BEGIN Excerpted data

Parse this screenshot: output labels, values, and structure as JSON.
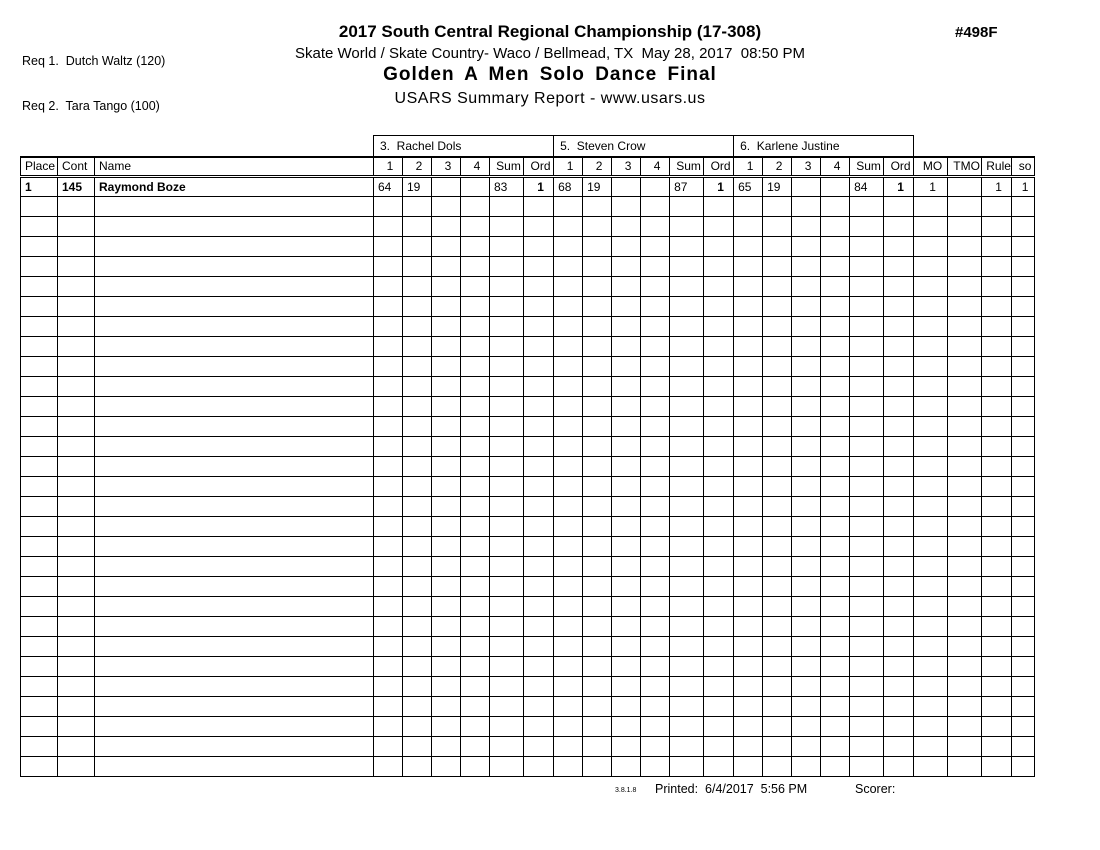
{
  "header": {
    "req_lines": [
      "Req 1.  Dutch Waltz (120)",
      "Req 2.  Tara Tango (100)"
    ],
    "title": "2017 South Central Regional Championship (17-308)",
    "venue_line": "Skate World / Skate Country- Waco / Bellmead, TX  May 28, 2017  08:50 PM",
    "event_title": "Golden A Men Solo Dance Final",
    "report_line": "USARS Summary Report - www.usars.us",
    "report_number": "#498F"
  },
  "table": {
    "judges": [
      {
        "label": "3.  Rachel Dols"
      },
      {
        "label": "5.  Steven Crow"
      },
      {
        "label": "6.  Karlene Justine"
      }
    ],
    "left_headers": [
      "Place",
      "Cont",
      "Name"
    ],
    "score_col_headers": [
      "1",
      "2",
      "3",
      "4",
      "Sum"
    ],
    "ord_header": "Ord",
    "right_headers": [
      "MO",
      "TMO",
      "Rule",
      "so"
    ],
    "rows": [
      {
        "place": "1",
        "cont": "145",
        "name": "Raymond Boze",
        "judges": [
          [
            "64",
            "19",
            "",
            "",
            "83",
            "1"
          ],
          [
            "68",
            "19",
            "",
            "",
            "87",
            "1"
          ],
          [
            "65",
            "19",
            "",
            "",
            "84",
            "1"
          ]
        ],
        "mo": "1",
        "tmo": "",
        "rule": "1",
        "so": "1"
      }
    ],
    "empty_row_count": 29
  },
  "footer": {
    "version": "3.8.1.8",
    "printed": "Printed:  6/4/2017  5:56 PM",
    "scorer_label": "Scorer:"
  }
}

END Excerpted data

The request: Restate the records above in full, word for word. Keep pictures out.

Task response:
Parse this screenshot: output labels, values, and structure as JSON.
{
  "header": {
    "req_lines": [
      "Req 1.  Dutch Waltz (120)",
      "Req 2.  Tara Tango (100)"
    ],
    "title": "2017 South Central Regional Championship (17-308)",
    "venue_line": "Skate World / Skate Country- Waco / Bellmead, TX  May 28, 2017  08:50 PM",
    "event_title": "Golden A Men Solo Dance Final",
    "report_line": "USARS Summary Report - www.usars.us",
    "report_number": "#498F"
  },
  "table": {
    "judges": [
      {
        "label": "3.  Rachel Dols"
      },
      {
        "label": "5.  Steven Crow"
      },
      {
        "label": "6.  Karlene Justine"
      }
    ],
    "left_headers": [
      "Place",
      "Cont",
      "Name"
    ],
    "score_col_headers": [
      "1",
      "2",
      "3",
      "4",
      "Sum"
    ],
    "ord_header": "Ord",
    "right_headers": [
      "MO",
      "TMO",
      "Rule",
      "so"
    ],
    "rows": [
      {
        "place": "1",
        "cont": "145",
        "name": "Raymond Boze",
        "judges": [
          [
            "64",
            "19",
            "",
            "",
            "83",
            "1"
          ],
          [
            "68",
            "19",
            "",
            "",
            "87",
            "1"
          ],
          [
            "65",
            "19",
            "",
            "",
            "84",
            "1"
          ]
        ],
        "mo": "1",
        "tmo": "",
        "rule": "1",
        "so": "1"
      }
    ],
    "empty_row_count": 29
  },
  "footer": {
    "version": "3.8.1.8",
    "printed": "Printed:  6/4/2017  5:56 PM",
    "scorer_label": "Scorer:"
  }
}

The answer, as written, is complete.